=== Directive ===
Scan the material for the word "accompanied", and copy each line where it shows up.
----------
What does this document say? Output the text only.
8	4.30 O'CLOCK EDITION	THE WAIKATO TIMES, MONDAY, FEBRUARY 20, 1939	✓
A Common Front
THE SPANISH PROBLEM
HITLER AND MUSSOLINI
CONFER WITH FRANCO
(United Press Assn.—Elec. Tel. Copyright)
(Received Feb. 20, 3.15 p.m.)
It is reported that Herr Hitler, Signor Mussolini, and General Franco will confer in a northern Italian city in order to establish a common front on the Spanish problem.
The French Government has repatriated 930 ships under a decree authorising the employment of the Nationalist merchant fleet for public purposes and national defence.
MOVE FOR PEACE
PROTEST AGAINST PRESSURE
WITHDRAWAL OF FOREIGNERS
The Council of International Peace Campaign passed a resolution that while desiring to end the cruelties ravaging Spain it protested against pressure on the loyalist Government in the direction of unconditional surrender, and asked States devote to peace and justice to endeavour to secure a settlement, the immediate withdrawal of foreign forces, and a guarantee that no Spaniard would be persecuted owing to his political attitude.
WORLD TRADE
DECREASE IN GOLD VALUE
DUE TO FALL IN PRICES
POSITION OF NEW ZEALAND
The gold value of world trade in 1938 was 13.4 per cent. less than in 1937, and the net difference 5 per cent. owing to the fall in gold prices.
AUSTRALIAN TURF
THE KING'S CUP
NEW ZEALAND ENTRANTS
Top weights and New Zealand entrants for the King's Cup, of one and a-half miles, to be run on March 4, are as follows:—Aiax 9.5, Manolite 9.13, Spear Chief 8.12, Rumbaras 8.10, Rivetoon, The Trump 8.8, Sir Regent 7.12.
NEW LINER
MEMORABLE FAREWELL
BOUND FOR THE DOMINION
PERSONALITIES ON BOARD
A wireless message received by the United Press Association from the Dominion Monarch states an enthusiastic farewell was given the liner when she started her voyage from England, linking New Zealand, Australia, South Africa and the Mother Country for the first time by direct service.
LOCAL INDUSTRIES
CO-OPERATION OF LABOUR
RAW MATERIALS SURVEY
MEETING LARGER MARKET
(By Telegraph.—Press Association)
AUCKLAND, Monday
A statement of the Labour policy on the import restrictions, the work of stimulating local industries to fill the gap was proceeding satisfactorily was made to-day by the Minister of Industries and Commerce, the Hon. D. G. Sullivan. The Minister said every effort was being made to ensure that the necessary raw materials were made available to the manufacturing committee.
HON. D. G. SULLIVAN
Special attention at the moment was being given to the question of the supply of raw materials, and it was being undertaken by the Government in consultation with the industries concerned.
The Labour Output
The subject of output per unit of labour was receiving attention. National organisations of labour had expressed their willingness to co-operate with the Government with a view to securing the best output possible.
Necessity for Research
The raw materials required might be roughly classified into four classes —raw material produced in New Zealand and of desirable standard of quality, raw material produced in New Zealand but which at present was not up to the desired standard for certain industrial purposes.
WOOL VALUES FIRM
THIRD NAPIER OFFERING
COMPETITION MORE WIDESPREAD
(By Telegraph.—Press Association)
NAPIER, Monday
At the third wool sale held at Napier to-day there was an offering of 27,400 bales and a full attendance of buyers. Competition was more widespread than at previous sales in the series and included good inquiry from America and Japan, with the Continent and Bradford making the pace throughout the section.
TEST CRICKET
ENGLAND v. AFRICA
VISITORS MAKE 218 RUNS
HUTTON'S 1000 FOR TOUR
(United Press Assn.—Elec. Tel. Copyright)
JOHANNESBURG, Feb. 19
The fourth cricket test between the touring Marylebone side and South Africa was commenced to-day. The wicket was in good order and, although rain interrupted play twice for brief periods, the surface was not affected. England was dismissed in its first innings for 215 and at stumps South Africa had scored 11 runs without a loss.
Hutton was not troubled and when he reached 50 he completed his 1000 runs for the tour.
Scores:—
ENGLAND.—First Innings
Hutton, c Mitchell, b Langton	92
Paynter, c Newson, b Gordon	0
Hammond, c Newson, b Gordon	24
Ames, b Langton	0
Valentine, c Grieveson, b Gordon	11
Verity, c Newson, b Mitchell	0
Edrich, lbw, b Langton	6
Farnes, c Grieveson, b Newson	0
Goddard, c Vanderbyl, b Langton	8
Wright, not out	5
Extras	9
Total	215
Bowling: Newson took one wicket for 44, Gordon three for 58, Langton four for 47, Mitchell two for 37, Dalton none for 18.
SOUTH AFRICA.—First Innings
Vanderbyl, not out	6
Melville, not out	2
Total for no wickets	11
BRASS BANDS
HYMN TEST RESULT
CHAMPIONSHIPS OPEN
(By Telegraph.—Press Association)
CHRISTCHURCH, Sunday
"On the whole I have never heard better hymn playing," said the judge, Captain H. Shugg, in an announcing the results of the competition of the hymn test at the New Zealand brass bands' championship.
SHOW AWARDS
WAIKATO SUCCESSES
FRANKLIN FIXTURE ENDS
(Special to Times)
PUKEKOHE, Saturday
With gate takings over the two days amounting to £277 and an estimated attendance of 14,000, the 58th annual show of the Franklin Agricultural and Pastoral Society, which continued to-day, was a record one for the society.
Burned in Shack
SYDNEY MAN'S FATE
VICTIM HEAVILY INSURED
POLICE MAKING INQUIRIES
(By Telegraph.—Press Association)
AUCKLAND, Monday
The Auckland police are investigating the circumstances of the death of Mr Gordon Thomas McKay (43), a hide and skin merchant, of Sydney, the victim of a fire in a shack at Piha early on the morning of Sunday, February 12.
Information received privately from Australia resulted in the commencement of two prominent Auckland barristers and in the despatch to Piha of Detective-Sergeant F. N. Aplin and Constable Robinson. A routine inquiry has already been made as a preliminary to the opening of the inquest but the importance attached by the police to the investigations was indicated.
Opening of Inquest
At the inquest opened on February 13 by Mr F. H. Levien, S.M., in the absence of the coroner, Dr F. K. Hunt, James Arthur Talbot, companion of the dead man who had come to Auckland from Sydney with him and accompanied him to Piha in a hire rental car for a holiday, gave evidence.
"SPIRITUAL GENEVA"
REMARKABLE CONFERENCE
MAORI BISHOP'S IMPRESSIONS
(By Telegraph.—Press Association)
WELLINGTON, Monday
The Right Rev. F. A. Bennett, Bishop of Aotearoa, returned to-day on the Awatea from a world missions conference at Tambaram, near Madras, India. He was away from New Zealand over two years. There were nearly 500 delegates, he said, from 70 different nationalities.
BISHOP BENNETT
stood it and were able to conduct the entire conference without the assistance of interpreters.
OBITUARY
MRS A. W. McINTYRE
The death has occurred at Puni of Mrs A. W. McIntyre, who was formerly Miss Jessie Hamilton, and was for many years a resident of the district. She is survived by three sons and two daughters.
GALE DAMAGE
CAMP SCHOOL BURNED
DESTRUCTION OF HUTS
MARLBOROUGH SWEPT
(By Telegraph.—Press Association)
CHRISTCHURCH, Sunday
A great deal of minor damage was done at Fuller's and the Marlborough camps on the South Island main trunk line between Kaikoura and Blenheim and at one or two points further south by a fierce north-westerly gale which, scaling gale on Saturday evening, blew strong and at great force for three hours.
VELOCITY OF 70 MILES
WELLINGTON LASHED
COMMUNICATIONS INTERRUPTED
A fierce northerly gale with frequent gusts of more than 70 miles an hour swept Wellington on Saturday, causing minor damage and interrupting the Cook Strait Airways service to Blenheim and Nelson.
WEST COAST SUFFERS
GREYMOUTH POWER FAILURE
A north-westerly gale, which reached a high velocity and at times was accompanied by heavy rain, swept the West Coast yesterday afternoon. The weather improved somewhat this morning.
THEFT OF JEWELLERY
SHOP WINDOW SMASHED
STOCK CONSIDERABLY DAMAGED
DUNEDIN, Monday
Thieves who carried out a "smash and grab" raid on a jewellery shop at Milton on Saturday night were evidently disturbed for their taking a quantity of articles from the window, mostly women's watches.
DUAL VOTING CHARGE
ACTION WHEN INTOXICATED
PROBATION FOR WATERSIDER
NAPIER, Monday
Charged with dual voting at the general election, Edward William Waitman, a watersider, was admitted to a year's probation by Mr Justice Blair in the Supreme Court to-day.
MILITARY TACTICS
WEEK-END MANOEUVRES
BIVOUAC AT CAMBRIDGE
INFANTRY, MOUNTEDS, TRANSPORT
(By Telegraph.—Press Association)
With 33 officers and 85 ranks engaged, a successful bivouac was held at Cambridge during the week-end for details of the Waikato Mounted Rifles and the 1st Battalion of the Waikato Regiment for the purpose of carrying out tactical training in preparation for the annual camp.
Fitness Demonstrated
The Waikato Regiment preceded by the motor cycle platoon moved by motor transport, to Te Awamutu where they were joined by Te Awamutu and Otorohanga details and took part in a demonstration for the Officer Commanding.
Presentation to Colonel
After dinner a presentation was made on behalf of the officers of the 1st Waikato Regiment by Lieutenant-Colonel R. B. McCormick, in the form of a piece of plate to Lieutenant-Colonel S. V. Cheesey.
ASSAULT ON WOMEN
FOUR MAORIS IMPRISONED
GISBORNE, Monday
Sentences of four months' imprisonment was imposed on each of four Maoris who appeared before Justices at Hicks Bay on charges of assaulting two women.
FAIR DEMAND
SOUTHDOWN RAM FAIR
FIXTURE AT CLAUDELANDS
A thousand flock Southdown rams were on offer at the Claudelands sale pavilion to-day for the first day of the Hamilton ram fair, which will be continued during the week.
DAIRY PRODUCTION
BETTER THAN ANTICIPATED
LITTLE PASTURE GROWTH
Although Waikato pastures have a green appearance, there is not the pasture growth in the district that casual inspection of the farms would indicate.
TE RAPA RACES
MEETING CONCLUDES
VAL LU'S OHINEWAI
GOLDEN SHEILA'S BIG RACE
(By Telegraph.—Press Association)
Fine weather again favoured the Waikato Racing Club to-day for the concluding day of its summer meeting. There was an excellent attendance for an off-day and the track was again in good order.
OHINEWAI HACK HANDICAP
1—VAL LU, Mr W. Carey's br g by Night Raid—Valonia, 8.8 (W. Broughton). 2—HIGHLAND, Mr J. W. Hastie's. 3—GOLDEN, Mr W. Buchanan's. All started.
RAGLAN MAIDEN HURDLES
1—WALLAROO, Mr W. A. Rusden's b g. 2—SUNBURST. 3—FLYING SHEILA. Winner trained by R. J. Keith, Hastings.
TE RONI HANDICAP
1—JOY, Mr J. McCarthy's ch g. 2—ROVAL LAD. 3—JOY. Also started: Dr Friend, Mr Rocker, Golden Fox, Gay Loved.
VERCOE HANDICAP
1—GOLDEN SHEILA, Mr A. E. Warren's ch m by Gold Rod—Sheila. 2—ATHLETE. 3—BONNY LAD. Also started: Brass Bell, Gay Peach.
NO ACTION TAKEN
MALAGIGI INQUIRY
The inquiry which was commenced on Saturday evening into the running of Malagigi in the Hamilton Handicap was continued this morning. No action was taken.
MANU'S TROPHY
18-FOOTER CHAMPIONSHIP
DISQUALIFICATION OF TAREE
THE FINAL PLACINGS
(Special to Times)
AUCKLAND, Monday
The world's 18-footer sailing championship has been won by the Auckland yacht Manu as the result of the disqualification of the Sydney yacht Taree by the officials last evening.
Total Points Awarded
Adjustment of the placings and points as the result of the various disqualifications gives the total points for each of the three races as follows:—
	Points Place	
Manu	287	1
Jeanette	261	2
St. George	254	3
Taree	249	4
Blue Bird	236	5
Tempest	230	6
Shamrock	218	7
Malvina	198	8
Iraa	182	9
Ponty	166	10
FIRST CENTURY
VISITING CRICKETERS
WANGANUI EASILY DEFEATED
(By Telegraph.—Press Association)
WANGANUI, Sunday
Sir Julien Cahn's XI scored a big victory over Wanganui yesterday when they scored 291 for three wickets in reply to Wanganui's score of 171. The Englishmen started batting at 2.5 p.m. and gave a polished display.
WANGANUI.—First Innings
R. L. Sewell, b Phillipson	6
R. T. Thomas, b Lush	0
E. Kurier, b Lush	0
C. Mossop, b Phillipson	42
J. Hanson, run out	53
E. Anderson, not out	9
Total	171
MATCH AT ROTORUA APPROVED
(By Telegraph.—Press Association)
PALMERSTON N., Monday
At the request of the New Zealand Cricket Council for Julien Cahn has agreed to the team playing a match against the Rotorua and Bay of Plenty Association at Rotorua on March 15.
----------
=== Finished task ===
At the inquest opened on February 13 by Mr F. H. Levien, S.M., in the absence of the coroner, Dr F. K. Hunt, James Arthur Talbot, companion of the dead man who had come to Auckland from Sydney with him and accompanied him to Piha in a hire rental car for a holiday, gave evidence.
A north-westerly gale, which reached a high velocity and at times was accompanied by heavy rain, swept the West Coast yesterday afternoon. The weather improved somewhat this morning.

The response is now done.